§ Stated problem:
Your answer is a single number: the count of lines that contain the string "jaar".

§ Stored records:
+ + + + + + +

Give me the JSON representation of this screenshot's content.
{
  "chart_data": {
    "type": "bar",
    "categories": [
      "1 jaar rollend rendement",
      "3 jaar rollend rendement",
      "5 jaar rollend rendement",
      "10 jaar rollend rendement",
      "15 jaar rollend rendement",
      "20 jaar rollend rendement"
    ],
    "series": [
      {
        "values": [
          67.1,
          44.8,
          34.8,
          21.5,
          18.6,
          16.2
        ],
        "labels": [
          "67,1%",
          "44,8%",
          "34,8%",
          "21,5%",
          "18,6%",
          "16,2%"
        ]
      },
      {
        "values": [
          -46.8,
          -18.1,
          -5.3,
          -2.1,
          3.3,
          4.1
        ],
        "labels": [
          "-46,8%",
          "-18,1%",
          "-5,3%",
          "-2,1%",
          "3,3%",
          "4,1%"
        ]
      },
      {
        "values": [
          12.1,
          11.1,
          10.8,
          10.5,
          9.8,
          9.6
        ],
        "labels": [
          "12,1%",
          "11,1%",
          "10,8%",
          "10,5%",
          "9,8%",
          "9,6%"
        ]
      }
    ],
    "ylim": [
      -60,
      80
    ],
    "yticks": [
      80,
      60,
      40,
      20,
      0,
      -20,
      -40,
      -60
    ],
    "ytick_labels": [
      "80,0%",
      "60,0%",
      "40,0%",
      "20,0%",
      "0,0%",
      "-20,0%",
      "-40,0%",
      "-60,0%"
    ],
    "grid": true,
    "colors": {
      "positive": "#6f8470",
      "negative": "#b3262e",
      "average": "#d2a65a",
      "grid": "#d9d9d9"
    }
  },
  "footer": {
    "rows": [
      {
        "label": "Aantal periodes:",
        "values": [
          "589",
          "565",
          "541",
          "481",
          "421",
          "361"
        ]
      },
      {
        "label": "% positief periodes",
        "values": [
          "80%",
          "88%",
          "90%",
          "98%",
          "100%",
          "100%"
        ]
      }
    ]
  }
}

+ + + + + + +

§ Solution:
6